Death Valley in July

When I told everyone that I was going to visit Death Valley in July when the temperature can be as high as 134 degrees F (or 57 degrees C), everyone asks me why?  Let me walk you through my experience and you’ll see for yourself.

Road to Life?

As I was driving into Death Valley, I kept thinking about the name Death Valley.  It sure sounds intimidating and uninviting, but as I ponder away I started absorbing the scenery around me.   I realize that in death, life is born.  Death is never scary.  The road is long and unknown, but it’s not about the end of the road, it’s about the experience on the way.  What you make of your experience, how you look at what’s surrounding you, and whether you see them one way or another.   All of a sudden, in Death Valley, I see potential and life, beauty and perfection.


Sky Above

When I was driving through Death Valley, I noticed this cactus tree by the road that really stood out to me. I got out of the car to examine the cactus tree further, when I looked up to the sky by the tree, I see what the plant is seeing – it’s reaching for the beautiful blue sky above. I was the cactus for a few seconds knowing that no matter who or what you are, always reach for the sky.


Still Standing

I couldn’t resist stopping my car when I drove by this tree. Along the long roads it’s tough not to think and appreciate this tree’s perseverance in such tough conditions. This is a demonstration of how we can survive and still stand no matter how tough the surroundings are.


Lifeless or Lively?

Many would consider Death Valley lifeless but I see the opposite.  This image is a testament that under extreme heat, there is still a crowd of party celebrating their very survival.  As you admire the liveliness across the field, I’d say this is one of the most lively places of all places in its own unique way.


Tiny and Humbled

This may be a common view in Death Valley but its effect on me did not degrade throughout the day. I am reminded how tiny and humbled I am everytime I see it, it makes me stronger through the day when it was scorching hot. It’s places like this that makes one forget about trivial things and appreciate the accomplishment and beauty all around us.


Painters Paradise

The Painters Palette is a detour drive about an hour in total in Death Valley, but it was well worth it. Once you are at the top of one of the canyons, you get to see the artwork created by nature. The massive canyons are the palette of colors that are beyond imagination.  As a creator the canyons are at the disposal to create stunning artwork we see in Death Valley.


Road to Badwater

Driving on the roads in Death Valley, believe it or not, turned out to be one of the most satisfying experiences of the trip. The view is expansive no matter which way you look. It’s hard not to check out the scenery when you’re in Death Valley. This road to Badwater Basin is amazing in its own way because it offers so much including desert on the side, wide and massive canyons in the back, and the interesting white basin color in the middle. Sometimes the best view is before you reach the destination.

Items from a data source
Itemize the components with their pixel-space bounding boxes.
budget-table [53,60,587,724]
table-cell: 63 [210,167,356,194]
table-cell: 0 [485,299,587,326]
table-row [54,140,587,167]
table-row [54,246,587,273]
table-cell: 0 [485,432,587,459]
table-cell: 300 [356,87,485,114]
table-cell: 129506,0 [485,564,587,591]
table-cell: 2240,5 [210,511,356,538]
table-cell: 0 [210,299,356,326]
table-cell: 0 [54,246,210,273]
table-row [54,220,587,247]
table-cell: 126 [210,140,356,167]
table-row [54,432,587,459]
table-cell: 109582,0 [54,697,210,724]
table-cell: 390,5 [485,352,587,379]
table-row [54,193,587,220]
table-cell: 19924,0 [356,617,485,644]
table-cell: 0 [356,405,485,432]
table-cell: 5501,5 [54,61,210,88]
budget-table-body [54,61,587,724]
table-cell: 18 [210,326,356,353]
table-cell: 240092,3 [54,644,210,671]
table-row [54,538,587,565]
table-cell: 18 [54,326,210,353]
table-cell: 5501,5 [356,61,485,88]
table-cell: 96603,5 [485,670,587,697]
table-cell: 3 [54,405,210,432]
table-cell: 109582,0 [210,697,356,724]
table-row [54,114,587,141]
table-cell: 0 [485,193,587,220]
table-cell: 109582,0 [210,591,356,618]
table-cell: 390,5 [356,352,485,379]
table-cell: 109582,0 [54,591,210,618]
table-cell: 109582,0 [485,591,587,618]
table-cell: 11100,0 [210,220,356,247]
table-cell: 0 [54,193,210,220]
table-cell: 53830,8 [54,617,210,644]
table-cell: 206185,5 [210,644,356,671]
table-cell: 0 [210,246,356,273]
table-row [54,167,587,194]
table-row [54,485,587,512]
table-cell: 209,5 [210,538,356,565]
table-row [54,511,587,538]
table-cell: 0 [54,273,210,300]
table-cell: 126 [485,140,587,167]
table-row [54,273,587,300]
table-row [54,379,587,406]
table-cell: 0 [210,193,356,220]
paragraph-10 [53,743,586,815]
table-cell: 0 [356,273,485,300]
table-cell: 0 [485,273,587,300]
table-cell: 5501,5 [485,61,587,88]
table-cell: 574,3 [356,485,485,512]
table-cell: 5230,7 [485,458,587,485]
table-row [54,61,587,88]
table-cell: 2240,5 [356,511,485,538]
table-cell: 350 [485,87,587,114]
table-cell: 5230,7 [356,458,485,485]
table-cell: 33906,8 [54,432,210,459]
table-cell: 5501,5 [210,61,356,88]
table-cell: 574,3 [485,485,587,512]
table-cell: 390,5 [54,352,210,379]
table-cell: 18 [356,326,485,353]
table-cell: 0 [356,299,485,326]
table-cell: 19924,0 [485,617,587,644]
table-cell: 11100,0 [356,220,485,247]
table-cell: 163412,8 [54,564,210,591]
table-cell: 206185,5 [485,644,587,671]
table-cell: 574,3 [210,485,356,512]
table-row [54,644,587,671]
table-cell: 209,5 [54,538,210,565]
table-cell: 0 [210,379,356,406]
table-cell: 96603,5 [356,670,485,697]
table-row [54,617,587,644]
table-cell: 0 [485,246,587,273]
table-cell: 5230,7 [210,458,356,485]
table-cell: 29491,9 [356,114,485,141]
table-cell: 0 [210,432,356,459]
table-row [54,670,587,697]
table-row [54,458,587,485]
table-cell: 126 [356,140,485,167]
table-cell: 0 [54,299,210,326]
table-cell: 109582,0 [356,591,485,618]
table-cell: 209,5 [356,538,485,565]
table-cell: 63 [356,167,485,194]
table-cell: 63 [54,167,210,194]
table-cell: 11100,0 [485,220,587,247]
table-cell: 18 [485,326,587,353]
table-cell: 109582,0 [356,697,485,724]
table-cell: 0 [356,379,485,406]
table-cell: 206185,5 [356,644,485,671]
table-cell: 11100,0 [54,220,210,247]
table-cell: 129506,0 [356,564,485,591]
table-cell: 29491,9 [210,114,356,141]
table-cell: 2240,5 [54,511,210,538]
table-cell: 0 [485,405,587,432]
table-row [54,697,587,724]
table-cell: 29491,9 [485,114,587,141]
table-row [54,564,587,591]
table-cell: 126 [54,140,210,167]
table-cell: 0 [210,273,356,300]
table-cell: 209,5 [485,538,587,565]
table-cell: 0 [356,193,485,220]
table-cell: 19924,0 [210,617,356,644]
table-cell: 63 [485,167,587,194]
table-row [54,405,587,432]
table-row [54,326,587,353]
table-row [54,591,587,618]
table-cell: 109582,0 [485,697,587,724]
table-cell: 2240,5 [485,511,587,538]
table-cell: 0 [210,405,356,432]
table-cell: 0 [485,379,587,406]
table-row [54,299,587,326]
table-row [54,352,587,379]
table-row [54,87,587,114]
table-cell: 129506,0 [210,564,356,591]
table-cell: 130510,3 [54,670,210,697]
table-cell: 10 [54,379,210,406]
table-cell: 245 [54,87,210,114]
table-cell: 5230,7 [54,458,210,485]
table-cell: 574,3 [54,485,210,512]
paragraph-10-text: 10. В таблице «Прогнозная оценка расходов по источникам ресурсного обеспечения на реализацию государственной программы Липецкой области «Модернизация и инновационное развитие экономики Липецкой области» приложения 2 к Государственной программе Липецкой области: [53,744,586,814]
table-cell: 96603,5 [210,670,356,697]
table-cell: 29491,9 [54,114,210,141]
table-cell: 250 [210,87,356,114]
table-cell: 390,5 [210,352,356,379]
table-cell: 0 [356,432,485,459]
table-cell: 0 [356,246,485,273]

> _What to work on_
• A. From the Death Valley travel piece above, write out everything from "When I was driving" down to "the surroundings are.".
• B. Resume the Death Valley travel piece above, writing on from its last sentence.

> _Answers to the tasks_
• A.
When I was driving through Death Valley, I noticed this cactus tree by the road that really stood out to me. I got out of the car to examine the cactus tree further, when I looked up to the sky by the tree, I see what the plant is seeing – it’s reaching for the beautiful blue sky above. I was the cactus for a few seconds knowing that no matter who or what you are, always reach for the sky.


Still Standing

I couldn’t resist stopping my car when I drove by this tree. Along the long roads it’s tough not to think and appreciate this tree’s perseverance in such tough conditions. This is a demonstration of how we can survive and still stand no matter how tough the surroundings are.

• B.
Golden Canyon

The Golden Canyon is a little gem in Death Valley that turned out to be a pleasant surprise.  With the temperature hovering at 132 degrees F, I had doubts about taking this hike in the Golden Canyon but I am glad I did in the end.  The hike into the Canyon offers many detail of the canyon up close and personal that is different from seeing the canyon far away.


This is the trail in Golden Canyon as I hiked through it.  The texture and rock formation of the canyon made by nature after hundreds of thousands of years, makes one appreciate the power and creativity of nature.


Sand Dune Mirage

The Mesquite Flat Sand Dunes was heaven to me for a Canadian like me who lives in the True North where you don’t see dunes everyday. When I set foot into the dunes, I immediately felt the heat under my feet. I wanted to explore around the dunes and realized that everything is not as close as you think it is. It already had this mirage effect on me, where time and distance is no longer the same.


Zabriskie Sunset

As the day was winding down in Death Valley, I only had enough time left to make it to one more stop before I call it a day as it gets dark. I decided to visit Zabriskie’s Point and boy was I glad that I made that decision. I climbed to the top of Zabriskie Point as the sun was just setting. The sunset colors in the sky, mixed with amazing layers of canyon created this breathtaking scenery. This image is one of the reasons why I wanted to create this series of Death Valley, to offer its beauty to the world.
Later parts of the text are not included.